_READING PASSAGE:_
———

UNITED STATES DISTRICT COURT FOR THE EASTERN DISTRICT OF NEW YORK
September 30, 1974
Howard G. LOCKWOOD*
Weinstein, District Judge.
The opinion of the court was delivered by: WEINSTEIN
MEMORANDUM AND ORDER
WEINSTEIN, District Judge.
By its order of September 10, 1974, this court appointed Louis Lusky, Esq. to appear on behalf of fugitive defendants in twenty-six selective service criminal cases and ordered the United States to give notice of this appointment to each defendant at his last known address. The order provided that the court would receive communications from the defendant, his relative, or his next best friend.
The government moves to vacate the order on the ground that this court lacks jurisdiction to take action in a fugitive case unless the defendant first surrenders. Before turning to the important substantive and procedural issues raised by the government's contention, a word needs to be said on the issue of the court's and the United States Attorney's power to control criminal calendars.
COURT CONTROL OF CRIMINAL CALENDARS
Until a few years ago the practice in the Eastern District of New York was for cases to be listed on a general calendar. When a motion was to be heard or the case brought on for trial, it would be placed on the calendar of whichever judge was hearing motions or trying cases. As a result, many judges might decide different aspects of the same case and, to a considerable degree, counsel could determine which judge would hear a motion by waiting until a particular judge was in a motion part. The United States Attorney had considerable control over criminal calendars. By moving a case for trial or asking for adjournments he could indirectly select the judge. Since no one judge had responsibility for any particular case, unless the United States Attorney made a motion, fugitive cases lay dormant.
The judges of this district adopted an individual assignment system so that litigations could be disposed of more efficiently and fairly. A case is now randomly assigned to a judge immediately after indictment and he is personally responsible for its prompt disposition. Rule 2(b) Individual Assignment and Calendar Rules, Eastern District of New York, effective October 1, 1969.
The individual calendar system is part of an integrated program devised during the past few years by the federal courts to ensure "the prompt disposition of criminal cases." Federal Rules of Criminal Procedure, Rule 50(b). Pursuant to Rule 50(b) the judges of the Eastern District of New York adopted a Plan for Achieving Prompt Disposition of Criminal Cases, effective April 1, 1973, "to further the prompt disposition of criminal cases." In United States v. Furey, 500 F.2d 338, at 341 (2d Cir. 1974), the court noted that the policies supporting the Plan included
"the deterrence afforded by prompt disposition, the potential prejudice to any defense arising from delay, as well as the disruption and anxiety created by a criminal charge."

———

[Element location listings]
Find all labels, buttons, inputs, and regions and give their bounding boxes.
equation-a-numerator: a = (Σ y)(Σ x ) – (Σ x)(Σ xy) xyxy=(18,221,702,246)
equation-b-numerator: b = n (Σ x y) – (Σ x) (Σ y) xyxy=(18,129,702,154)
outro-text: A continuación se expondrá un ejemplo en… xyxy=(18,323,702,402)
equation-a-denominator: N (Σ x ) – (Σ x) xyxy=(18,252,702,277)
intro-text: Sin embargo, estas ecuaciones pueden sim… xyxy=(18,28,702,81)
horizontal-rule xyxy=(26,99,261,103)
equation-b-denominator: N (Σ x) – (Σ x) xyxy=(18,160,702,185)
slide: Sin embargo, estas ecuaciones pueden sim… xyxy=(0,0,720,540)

———

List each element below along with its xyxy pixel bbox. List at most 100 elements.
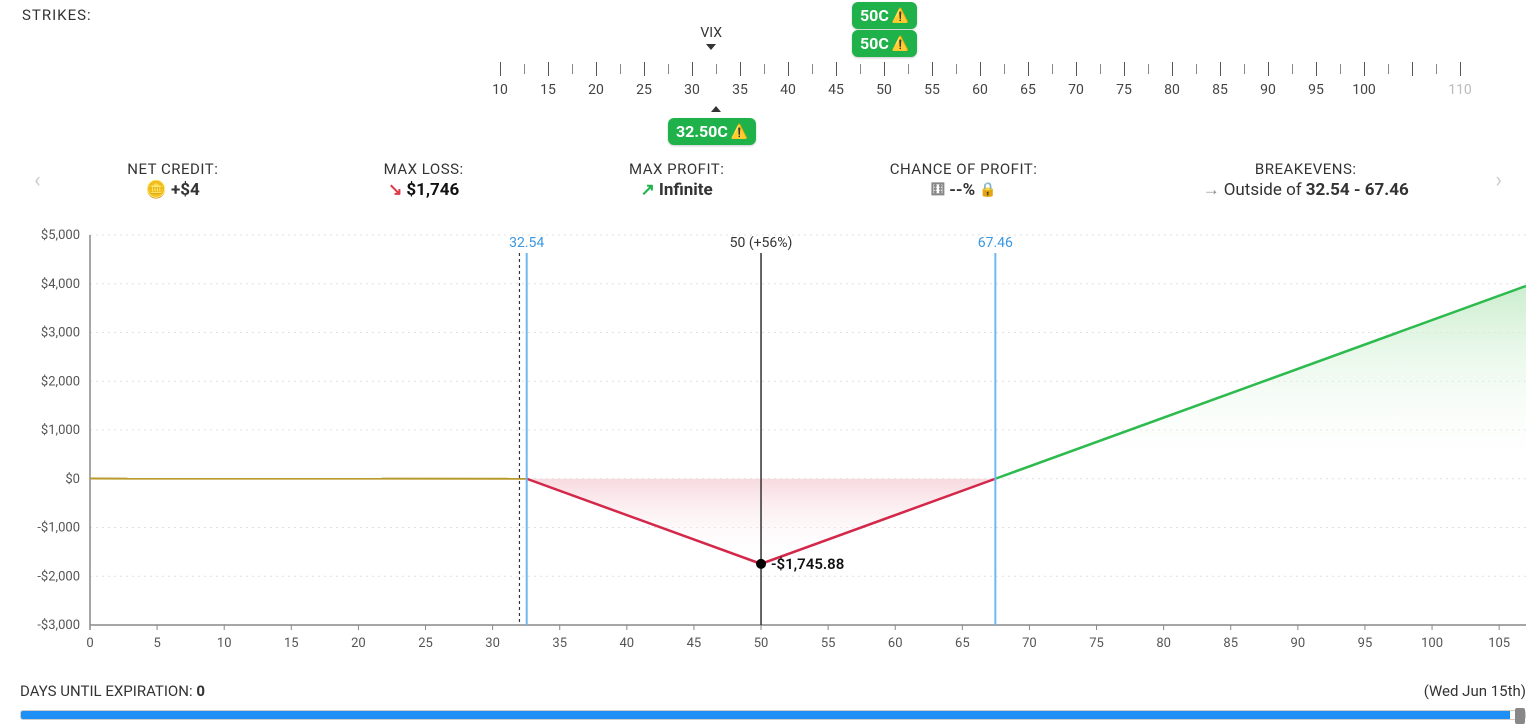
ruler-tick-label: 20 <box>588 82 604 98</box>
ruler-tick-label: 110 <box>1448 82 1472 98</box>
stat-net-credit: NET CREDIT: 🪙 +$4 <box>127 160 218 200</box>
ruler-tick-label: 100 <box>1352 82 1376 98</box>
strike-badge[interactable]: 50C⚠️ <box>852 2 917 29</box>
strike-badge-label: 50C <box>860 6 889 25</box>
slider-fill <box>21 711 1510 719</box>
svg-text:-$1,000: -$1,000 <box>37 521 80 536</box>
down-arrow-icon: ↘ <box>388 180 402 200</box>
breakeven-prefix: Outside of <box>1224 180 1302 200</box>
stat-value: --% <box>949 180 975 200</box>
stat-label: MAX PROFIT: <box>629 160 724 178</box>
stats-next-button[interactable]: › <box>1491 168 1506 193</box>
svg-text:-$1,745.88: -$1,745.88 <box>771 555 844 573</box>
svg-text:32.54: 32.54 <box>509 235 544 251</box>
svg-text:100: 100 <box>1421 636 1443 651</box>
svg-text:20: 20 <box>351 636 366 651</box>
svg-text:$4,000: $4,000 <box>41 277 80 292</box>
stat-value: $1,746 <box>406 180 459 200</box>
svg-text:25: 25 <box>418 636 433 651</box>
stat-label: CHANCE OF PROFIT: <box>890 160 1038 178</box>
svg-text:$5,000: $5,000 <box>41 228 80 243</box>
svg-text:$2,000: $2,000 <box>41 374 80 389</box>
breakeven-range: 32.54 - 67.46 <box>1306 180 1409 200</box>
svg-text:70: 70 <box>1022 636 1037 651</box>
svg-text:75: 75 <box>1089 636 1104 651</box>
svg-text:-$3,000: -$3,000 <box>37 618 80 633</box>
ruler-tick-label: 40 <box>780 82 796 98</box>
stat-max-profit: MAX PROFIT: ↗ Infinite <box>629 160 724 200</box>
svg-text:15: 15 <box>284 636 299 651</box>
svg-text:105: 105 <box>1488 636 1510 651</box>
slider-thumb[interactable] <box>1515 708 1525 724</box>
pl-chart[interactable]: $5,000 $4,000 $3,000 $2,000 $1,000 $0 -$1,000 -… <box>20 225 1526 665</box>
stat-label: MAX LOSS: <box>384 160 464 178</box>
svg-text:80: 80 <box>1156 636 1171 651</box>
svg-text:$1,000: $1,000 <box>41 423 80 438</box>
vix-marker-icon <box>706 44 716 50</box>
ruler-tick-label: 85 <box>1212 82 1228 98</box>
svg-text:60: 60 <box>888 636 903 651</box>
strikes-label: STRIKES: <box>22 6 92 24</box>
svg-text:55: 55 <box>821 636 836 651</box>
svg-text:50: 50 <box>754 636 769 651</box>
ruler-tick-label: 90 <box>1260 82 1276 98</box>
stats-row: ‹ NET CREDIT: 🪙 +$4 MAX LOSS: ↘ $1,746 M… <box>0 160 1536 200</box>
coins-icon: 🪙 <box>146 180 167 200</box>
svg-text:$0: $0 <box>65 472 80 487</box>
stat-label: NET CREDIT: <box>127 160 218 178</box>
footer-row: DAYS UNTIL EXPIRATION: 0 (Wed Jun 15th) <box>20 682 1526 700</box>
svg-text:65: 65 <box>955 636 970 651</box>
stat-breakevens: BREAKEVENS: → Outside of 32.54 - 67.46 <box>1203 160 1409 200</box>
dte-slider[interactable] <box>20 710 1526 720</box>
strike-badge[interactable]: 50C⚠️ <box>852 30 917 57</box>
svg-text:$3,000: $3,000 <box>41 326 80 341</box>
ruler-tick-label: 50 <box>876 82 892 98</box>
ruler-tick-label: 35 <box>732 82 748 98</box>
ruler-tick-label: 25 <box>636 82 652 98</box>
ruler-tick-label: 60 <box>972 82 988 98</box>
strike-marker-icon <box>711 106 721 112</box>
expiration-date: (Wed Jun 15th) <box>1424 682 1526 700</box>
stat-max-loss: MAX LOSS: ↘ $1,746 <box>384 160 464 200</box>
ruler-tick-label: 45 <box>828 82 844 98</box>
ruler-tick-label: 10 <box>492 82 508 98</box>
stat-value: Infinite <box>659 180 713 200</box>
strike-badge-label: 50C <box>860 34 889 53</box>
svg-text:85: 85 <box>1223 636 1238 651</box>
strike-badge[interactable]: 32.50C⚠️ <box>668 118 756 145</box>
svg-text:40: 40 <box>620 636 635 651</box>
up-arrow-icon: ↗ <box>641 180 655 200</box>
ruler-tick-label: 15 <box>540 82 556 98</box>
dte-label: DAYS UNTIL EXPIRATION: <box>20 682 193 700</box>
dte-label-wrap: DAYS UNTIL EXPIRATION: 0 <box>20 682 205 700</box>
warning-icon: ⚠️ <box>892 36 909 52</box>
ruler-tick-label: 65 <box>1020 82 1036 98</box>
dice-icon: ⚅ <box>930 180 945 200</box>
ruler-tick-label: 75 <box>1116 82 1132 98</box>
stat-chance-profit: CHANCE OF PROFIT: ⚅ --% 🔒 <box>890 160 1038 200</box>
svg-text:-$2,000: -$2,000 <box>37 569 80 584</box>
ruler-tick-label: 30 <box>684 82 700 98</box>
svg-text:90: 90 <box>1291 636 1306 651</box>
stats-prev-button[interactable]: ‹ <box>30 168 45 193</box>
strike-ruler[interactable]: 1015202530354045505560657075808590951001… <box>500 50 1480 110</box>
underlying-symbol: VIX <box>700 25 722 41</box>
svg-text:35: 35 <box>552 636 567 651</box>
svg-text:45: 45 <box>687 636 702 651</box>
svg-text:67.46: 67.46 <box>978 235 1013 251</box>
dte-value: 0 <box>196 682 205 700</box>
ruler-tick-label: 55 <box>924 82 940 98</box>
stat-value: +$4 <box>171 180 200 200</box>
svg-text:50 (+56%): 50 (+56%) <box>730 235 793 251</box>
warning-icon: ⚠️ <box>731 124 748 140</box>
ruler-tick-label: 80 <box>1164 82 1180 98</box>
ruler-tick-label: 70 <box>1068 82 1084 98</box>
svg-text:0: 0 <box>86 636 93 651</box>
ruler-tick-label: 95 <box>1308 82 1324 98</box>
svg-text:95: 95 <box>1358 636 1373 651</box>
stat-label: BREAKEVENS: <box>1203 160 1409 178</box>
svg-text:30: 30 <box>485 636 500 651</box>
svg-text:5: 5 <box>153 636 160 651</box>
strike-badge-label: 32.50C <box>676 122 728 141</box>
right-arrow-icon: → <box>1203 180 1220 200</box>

———

_WHAT YOU WILL DO:_
**A)** In the court memorandum, whom did the order of September 10, 1974 appoint to appear for the fugitive defendants?
**B)** Carry on the court memorandum on calendar control and fugitive selective service cases from the point where it stops.
These records are separate material, apart from the court memorandum.

_ANSWERS GIVEN:_
**A)** Louis Lusky, Esq.

**B)**
See also United States v. Favaloro, 493 F.2d 623 (2d Cir. 1974); United States v. Bowman, 493 F.2d 594 (2d Cir. 1974); Hilbert v. Dooling, 476 F.2d 355 (2d Cir.) (en banc), cert. denied, 414 U.S. 878, 94 S. Ct. 56, 38 L. Ed. 2d 123 (1973); United States v. Pierro, 478 F.2d 386 (2d Cir. 1973); United States v. Rollins, 475 F.2d 1108 (2d Cir. 1973).
These rules were adopted pursuant to the inherent power of the courts over their calendars. They reflect a policy change from a passive judicial acceptance of laggard work in the courts to an assumption of responsibility for "fairness . . . and the elimination of unjustifiable expense and delay" (Federal Rules of Criminal Procedure, Rule 2) in determining the merits of criminal charges.
In controlling my own calendars one procedure relied upon to guarantee prompt disposition of cases is to periodically call each fugitive case to determine if (1) the government is making reasonable efforts to apprehend the fugitive, (2) the public or defendant is being prejudiced by unnecessary delay, and (3) cases which should be dismissed are carried on the docket, artificially inflating the court's and prosecutor's apparent case load. My own docket illustrates why fugitive cases cannot be ignored. There are now sixty criminal cases assigned to me; two-thirds, or forty, are listed as fugitive cases (including twenty-six selective service cases); five have been assigned trial dates; three are awaiting assignment of trial dates, and twelve are awaiting sentence following a plea or finding of guilt.
All the fugitive cases before me are in the process of being called. Previously, such calls have led to dismissals and action by the government to apprehend defendants. The government has never objected to these calendar calls and the court deems them essential to properly control its calendar.
In the past attorneys for fugitive defendants have not been appointed because there appeared to be no reason to do so. But there is obviously good reason to appoint counsel in the selective service fugitive cases now before the court.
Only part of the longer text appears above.